TEXTO DEL EJERCICIO
%%
Muchas almas justas que han alcanzado cierta perfección, muchas personas buenas que han sido fieles y han vivido la ley, han dejado esta vida con la seguridad de la herencia de una vida eterna. pero hay muchas cosas que ellos deben hacer y harán más allá de la tumba para merecer la plenitud del Reino del Padre, en ese glorioso día final cuando el gran Rey les diga: "Venid, benditos de mi Padre, heredad el reino preparado para vosotros desde la fundación del mundo" (Mat. 25:34).

Lo que quiero decir es que cuando los santos de Dios siguen el derrotero de la justicia; cuando obtienen un testimonio de la verdad y la divinidad de la obra del Señor; cuando guardan sus mandamientos y superan al mundo; cuando lo primero en su vida es el reino de Dios — y esto no significa que sean perfectos, al dejar esta vida obtendrán la vida eterna en el reino de nuestro Padre Celestial y llegarán a ser perfectos como Dios y Jesucristo.
%%
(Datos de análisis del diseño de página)
%%
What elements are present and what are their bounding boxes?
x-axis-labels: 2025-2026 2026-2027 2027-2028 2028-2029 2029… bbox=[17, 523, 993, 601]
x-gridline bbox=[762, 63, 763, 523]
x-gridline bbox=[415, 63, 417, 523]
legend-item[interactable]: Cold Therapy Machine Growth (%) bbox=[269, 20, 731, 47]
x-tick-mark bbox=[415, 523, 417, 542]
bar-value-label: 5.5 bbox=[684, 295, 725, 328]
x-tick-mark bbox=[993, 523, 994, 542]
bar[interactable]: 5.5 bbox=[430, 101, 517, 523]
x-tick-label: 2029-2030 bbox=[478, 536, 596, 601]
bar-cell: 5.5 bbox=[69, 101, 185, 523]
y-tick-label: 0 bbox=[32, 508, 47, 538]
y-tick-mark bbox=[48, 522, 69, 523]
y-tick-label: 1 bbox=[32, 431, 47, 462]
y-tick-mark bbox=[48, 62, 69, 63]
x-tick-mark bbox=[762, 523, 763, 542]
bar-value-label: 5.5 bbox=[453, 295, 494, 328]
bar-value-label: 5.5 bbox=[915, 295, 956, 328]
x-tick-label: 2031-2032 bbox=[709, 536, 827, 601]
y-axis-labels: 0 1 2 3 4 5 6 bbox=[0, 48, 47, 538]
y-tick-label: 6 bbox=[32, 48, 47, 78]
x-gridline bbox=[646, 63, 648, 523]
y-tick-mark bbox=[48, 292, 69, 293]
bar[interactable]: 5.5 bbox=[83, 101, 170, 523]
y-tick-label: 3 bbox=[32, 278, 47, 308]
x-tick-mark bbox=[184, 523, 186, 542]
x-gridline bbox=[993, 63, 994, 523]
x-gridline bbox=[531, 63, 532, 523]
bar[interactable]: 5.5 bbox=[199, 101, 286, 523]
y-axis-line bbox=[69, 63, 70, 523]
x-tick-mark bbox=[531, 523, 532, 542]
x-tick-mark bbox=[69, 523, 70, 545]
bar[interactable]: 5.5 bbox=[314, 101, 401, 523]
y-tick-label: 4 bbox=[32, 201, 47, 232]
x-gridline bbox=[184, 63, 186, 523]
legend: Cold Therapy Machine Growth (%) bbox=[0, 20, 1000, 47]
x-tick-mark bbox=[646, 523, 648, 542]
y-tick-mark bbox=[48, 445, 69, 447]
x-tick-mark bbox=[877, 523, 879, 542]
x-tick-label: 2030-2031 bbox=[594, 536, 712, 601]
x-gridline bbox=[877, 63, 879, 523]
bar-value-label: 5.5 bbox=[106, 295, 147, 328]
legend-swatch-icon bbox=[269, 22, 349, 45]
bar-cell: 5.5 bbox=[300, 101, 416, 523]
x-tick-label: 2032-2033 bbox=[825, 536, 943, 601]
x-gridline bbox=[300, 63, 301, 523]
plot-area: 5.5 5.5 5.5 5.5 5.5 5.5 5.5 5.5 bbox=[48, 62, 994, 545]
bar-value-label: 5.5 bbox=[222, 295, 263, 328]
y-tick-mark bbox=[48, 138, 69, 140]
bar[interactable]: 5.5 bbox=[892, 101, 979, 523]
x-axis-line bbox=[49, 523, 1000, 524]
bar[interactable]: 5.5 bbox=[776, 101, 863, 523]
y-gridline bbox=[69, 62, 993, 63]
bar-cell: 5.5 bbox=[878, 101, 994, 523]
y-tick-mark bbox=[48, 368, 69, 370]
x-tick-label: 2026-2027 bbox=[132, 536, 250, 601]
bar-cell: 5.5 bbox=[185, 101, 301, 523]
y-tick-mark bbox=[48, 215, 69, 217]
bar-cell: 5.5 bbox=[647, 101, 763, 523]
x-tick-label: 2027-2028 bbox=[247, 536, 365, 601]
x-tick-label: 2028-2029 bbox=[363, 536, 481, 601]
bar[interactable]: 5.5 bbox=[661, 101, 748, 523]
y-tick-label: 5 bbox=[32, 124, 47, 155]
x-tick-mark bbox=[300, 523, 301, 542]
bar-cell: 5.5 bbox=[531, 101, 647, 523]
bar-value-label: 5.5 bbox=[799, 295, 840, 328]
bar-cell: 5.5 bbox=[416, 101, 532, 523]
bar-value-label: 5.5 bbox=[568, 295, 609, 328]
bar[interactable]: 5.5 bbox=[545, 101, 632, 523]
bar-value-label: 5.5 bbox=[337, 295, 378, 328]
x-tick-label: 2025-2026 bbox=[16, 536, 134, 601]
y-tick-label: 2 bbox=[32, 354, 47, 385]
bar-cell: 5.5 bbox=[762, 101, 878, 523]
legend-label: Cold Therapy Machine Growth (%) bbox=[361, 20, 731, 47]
%%
INDICACIONES DE LA TAREA
Reanuda el texto sobre las almas justas y la vida eterna a partir de su última oración. El listado es material aparte del texto.

RESPUESTA ESPERADA
No es extraño entonces que las Escrituras digan: "Estimada es a los ojos de Jehová la muerte de sus santos". Este concepto es precioso, hermoso y lleno de gloria, porque cuando los santos mueren, se han asegurado la exaltación con Dios, quien les proveyó el camino para que progresaran y pudieran ser como El.

Tampoco es extraño lo que dice la escritura: "Bienaventurados. . . los muertos que mueren en el Señor. . . . descansarán de sus trabajos, porque sus obras con ellos siguen" (Apoc. 14:13). Verdaderamente, bienaventurados son, porque los santos fieles han cumplido lealmente con el propósito de su creación y Dios misericordioso les dará todas las cosas a su debido tiempo.

No es extraño que Dios haya dicho a sus santos: "Los que mueran en no gustarán de la muerte, porque les será dulce" (D. y C. 42:46).

No es extraño que el profeta José Smith haya dicho: "Cuando los hombres están preparados, se encuentran en mejor posición para ir allá." (Enseñanzas del Profeta José Smith, págs. 402, 359.)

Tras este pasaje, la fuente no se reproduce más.